### THE REQUEST
Write the entries below out again exactly; any picture in them stays out.

### MATERIAL FOR THIS EXERCISE
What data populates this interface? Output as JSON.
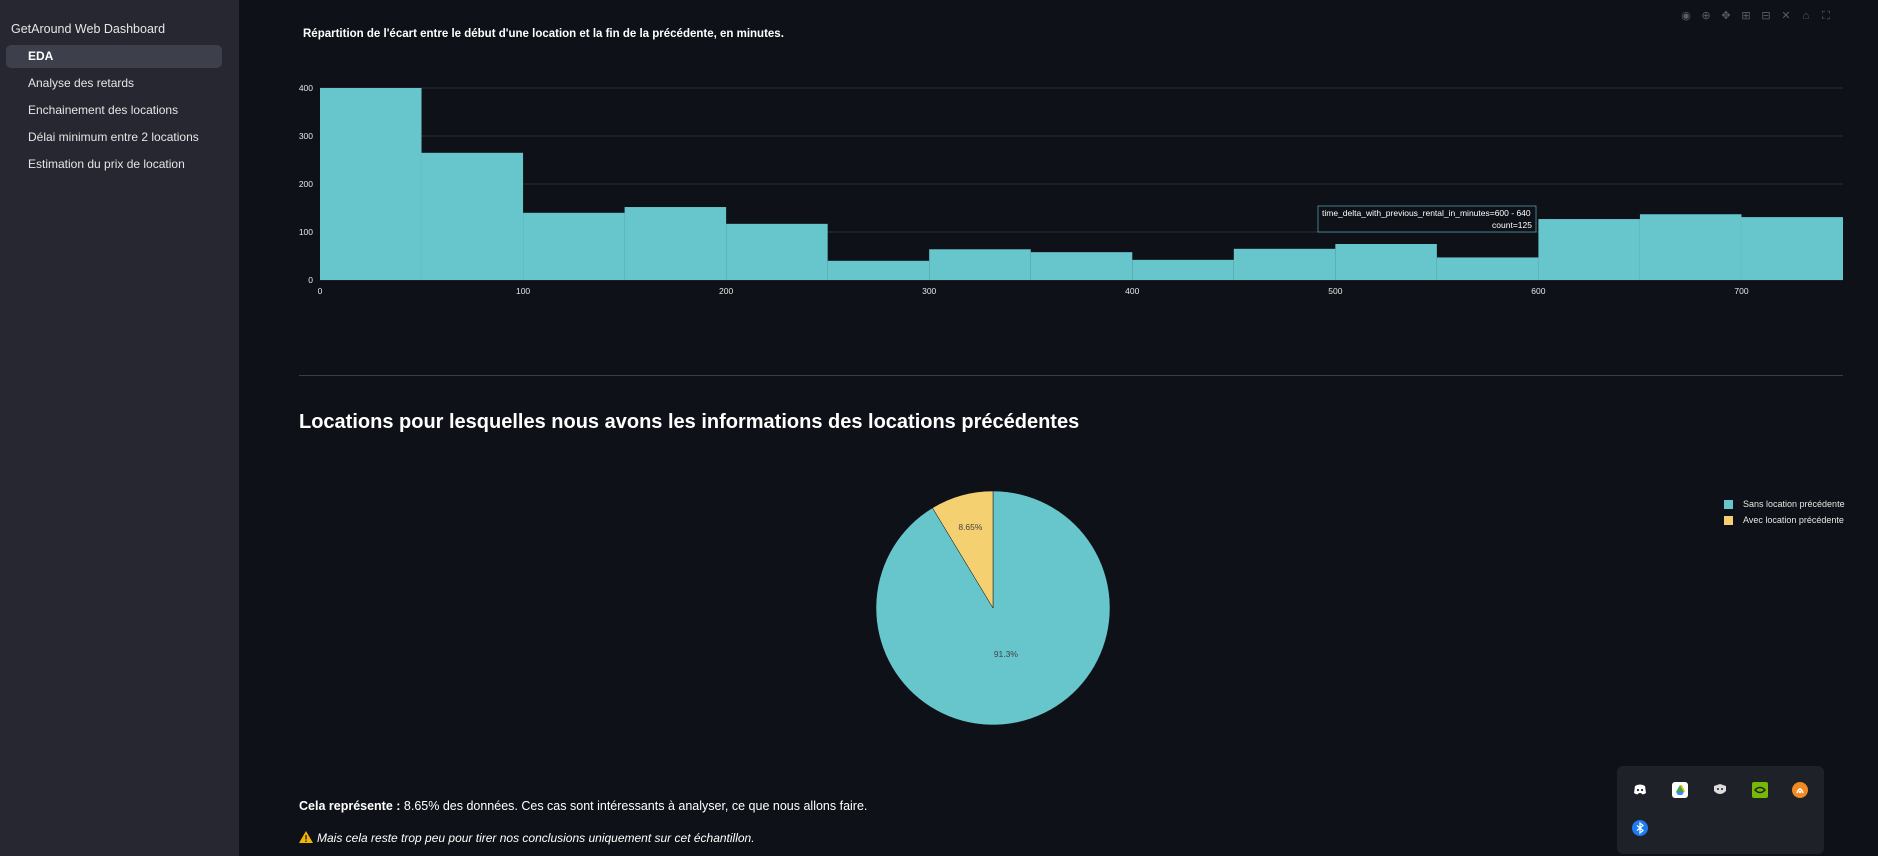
{
  "sidebar": {
    "app_title": "GetAround Web Dashboard",
    "items": [
      {
        "label": "EDA",
        "active": true,
        "icon": "chart-icon",
        "color": "#a5c8f0"
      },
      {
        "label": "Analyse des retards",
        "active": false,
        "icon": "siren-icon",
        "color": "#e8a07a"
      },
      {
        "label": "Enchainement des locations",
        "active": false,
        "icon": "link-icon",
        "color": "#4a8fd8"
      },
      {
        "label": "Délai minimum entre 2 locations",
        "active": false,
        "icon": "microscope-icon",
        "color": "#b0b8c8"
      },
      {
        "label": "Estimation du prix de location",
        "active": false,
        "icon": "money-icon",
        "color": "#6cc070"
      }
    ]
  },
  "modebar": {
    "icons": [
      "camera-icon",
      "zoom-icon",
      "pan-icon",
      "zoom-in-icon",
      "zoom-out-icon",
      "autoscale-icon",
      "home-icon",
      "fullscreen-icon"
    ]
  },
  "histogram": {
    "title": "Répartition de l'écart entre le début d'une location et la fin de la précédente, en minutes.",
    "tooltip": {
      "line1": "time_delta_with_previous_rental_in_minutes=600 - 640",
      "line2": "count=125"
    }
  },
  "section": {
    "title": "Locations pour lesquelles nous avons les informations des locations précédentes"
  },
  "chart_data": [
    {
      "type": "bar",
      "title": "Répartition de l'écart entre le début d'une location et la fin de la précédente, en minutes.",
      "bin_edges": [
        0,
        50,
        100,
        150,
        200,
        250,
        300,
        350,
        400,
        450,
        500,
        550,
        600,
        650,
        700,
        750
      ],
      "values": [
        400,
        265,
        140,
        152,
        117,
        40,
        64,
        58,
        42,
        65,
        75,
        47,
        127,
        137,
        131
      ],
      "color": "#67c5cc",
      "ylim": [
        0,
        400
      ],
      "yticks": [
        "0",
        "100",
        "200",
        "300",
        "400"
      ],
      "xlim": [
        0,
        750
      ],
      "xticks": [
        "0",
        "100",
        "200",
        "300",
        "400",
        "500",
        "600",
        "700"
      ],
      "grid": true
    },
    {
      "type": "pie",
      "slices": [
        {
          "label": "Sans location précédente",
          "value": 91.3,
          "text": "91.3%",
          "color": "#67c5cc"
        },
        {
          "label": "Avec location précédente",
          "value": 8.65,
          "text": "8.65%",
          "color": "#f5d071"
        }
      ],
      "legend": "top-right"
    }
  ],
  "text": {
    "line1_bold": "Cela représente :",
    "line1_rest": " 8.65% des données. Ces cas sont intéressants à analyser, ce que nous allons faire.",
    "line2": "Mais cela reste trop peu pour tirer nos conclusions uniquement sur cet échantillon."
  },
  "tray": {
    "icons": [
      {
        "name": "discord-icon",
        "color": "#ffffff"
      },
      {
        "name": "google-drive-icon",
        "color": "#f5c518"
      },
      {
        "name": "ppp-icon",
        "color": "#dddddd"
      },
      {
        "name": "nvidia-icon",
        "color": "#76b900"
      },
      {
        "name": "audio-relay-icon",
        "color": "#f08a24"
      },
      {
        "name": "bluetooth-icon",
        "color": "#1e7cf0"
      }
    ]
  }
}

### FINAL RESULT
What data populates this interface? Output as JSON.
{
  "sidebar": {
    "app_title": "GetAround Web Dashboard",
    "items": [
      {
        "label": "EDA",
        "active": true,
        "icon": "chart-icon",
        "color": "#a5c8f0"
      },
      {
        "label": "Analyse des retards",
        "active": false,
        "icon": "siren-icon",
        "color": "#e8a07a"
      },
      {
        "label": "Enchainement des locations",
        "active": false,
        "icon": "link-icon",
        "color": "#4a8fd8"
      },
      {
        "label": "Délai minimum entre 2 locations",
        "active": false,
        "icon": "microscope-icon",
        "color": "#b0b8c8"
      },
      {
        "label": "Estimation du prix de location",
        "active": false,
        "icon": "money-icon",
        "color": "#6cc070"
      }
    ]
  },
  "modebar": {
    "icons": [
      "camera-icon",
      "zoom-icon",
      "pan-icon",
      "zoom-in-icon",
      "zoom-out-icon",
      "autoscale-icon",
      "home-icon",
      "fullscreen-icon"
    ]
  },
  "histogram": {
    "title": "Répartition de l'écart entre le début d'une location et la fin de la précédente, en minutes.",
    "tooltip": {
      "line1": "time_delta_with_previous_rental_in_minutes=600 - 640",
      "line2": "count=125"
    }
  },
  "section": {
    "title": "Locations pour lesquelles nous avons les informations des locations précédentes"
  },
  "chart_data": [
    {
      "type": "bar",
      "title": "Répartition de l'écart entre le début d'une location et la fin de la précédente, en minutes.",
      "bin_edges": [
        0,
        50,
        100,
        150,
        200,
        250,
        300,
        350,
        400,
        450,
        500,
        550,
        600,
        650,
        700,
        750
      ],
      "values": [
        400,
        265,
        140,
        152,
        117,
        40,
        64,
        58,
        42,
        65,
        75,
        47,
        127,
        137,
        131
      ],
      "color": "#67c5cc",
      "ylim": [
        0,
        400
      ],
      "yticks": [
        "0",
        "100",
        "200",
        "300",
        "400"
      ],
      "xlim": [
        0,
        750
      ],
      "xticks": [
        "0",
        "100",
        "200",
        "300",
        "400",
        "500",
        "600",
        "700"
      ],
      "grid": true
    },
    {
      "type": "pie",
      "slices": [
        {
          "label": "Sans location précédente",
          "value": 91.3,
          "text": "91.3%",
          "color": "#67c5cc"
        },
        {
          "label": "Avec location précédente",
          "value": 8.65,
          "text": "8.65%",
          "color": "#f5d071"
        }
      ],
      "legend": "top-right"
    }
  ],
  "text": {
    "line1_bold": "Cela représente :",
    "line1_rest": " 8.65% des données. Ces cas sont intéressants à analyser, ce que nous allons faire.",
    "line2": "Mais cela reste trop peu pour tirer nos conclusions uniquement sur cet échantillon."
  },
  "tray": {
    "icons": [
      {
        "name": "discord-icon",
        "color": "#ffffff"
      },
      {
        "name": "google-drive-icon",
        "color": "#f5c518"
      },
      {
        "name": "ppp-icon",
        "color": "#dddddd"
      },
      {
        "name": "nvidia-icon",
        "color": "#76b900"
      },
      {
        "name": "audio-relay-icon",
        "color": "#f08a24"
      },
      {
        "name": "bluetooth-icon",
        "color": "#1e7cf0"
      }
    ]
  }
}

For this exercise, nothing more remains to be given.